The task —
Print all the entries verbatim.

Exercise data —
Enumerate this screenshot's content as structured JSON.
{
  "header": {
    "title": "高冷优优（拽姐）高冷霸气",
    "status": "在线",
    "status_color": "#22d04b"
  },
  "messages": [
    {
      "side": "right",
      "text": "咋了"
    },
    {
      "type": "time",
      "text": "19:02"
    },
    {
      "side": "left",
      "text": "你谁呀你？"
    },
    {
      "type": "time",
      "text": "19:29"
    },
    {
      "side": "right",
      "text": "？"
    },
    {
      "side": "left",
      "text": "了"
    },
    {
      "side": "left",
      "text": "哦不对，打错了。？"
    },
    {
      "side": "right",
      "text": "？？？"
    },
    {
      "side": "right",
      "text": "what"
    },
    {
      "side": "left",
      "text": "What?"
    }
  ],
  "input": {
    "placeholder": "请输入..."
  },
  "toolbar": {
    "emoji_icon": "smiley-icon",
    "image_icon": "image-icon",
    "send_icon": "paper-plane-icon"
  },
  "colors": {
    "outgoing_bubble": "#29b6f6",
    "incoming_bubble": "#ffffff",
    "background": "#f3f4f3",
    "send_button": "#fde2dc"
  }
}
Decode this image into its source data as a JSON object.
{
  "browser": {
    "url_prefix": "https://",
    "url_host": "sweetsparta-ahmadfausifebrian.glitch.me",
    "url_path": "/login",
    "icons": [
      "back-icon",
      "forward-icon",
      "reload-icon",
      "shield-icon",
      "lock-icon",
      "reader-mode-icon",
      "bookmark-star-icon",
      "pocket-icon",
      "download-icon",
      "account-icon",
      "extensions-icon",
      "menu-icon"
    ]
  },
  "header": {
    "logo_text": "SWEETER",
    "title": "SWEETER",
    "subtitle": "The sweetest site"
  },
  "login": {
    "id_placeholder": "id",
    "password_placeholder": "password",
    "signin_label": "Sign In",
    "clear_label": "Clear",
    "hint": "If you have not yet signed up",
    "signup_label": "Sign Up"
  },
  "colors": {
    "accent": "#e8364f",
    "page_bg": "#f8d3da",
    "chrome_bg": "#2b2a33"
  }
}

Answer to the exercise —
Enumerate this screenshot's content as structured JSON.
{
  "header": {
    "title": "高冷优优（拽姐）高冷霸气",
    "status": "在线",
    "status_color": "#22d04b"
  },
  "messages": [
    {
      "side": "right",
      "text": "咋了"
    },
    {
      "type": "time",
      "text": "19:02"
    },
    {
      "side": "left",
      "text": "你谁呀你？"
    },
    {
      "type": "time",
      "text": "19:29"
    },
    {
      "side": "right",
      "text": "？"
    },
    {
      "side": "left",
      "text": "了"
    },
    {
      "side": "left",
      "text": "哦不对，打错了。？"
    },
    {
      "side": "right",
      "text": "？？？"
    },
    {
      "side": "right",
      "text": "what"
    },
    {
      "side": "left",
      "text": "What?"
    }
  ],
  "input": {
    "placeholder": "请输入..."
  },
  "toolbar": {
    "emoji_icon": "smiley-icon",
    "image_icon": "image-icon",
    "send_icon": "paper-plane-icon"
  },
  "colors": {
    "outgoing_bubble": "#29b6f6",
    "incoming_bubble": "#ffffff",
    "background": "#f3f4f3",
    "send_button": "#fde2dc"
  }
}
Decode this image into its source data as a JSON object.
{
  "browser": {
    "url_prefix": "https://",
    "url_host": "sweetsparta-ahmadfausifebrian.glitch.me",
    "url_path": "/login",
    "icons": [
      "back-icon",
      "forward-icon",
      "reload-icon",
      "shield-icon",
      "lock-icon",
      "reader-mode-icon",
      "bookmark-star-icon",
      "pocket-icon",
      "download-icon",
      "account-icon",
      "extensions-icon",
      "menu-icon"
    ]
  },
  "header": {
    "logo_text": "SWEETER",
    "title": "SWEETER",
    "subtitle": "The sweetest site"
  },
  "login": {
    "id_placeholder": "id",
    "password_placeholder": "password",
    "signin_label": "Sign In",
    "clear_label": "Clear",
    "hint": "If you have not yet signed up",
    "signup_label": "Sign Up"
  },
  "colors": {
    "accent": "#e8364f",
    "page_bg": "#f8d3da",
    "chrome_bg": "#2b2a33"
  }
}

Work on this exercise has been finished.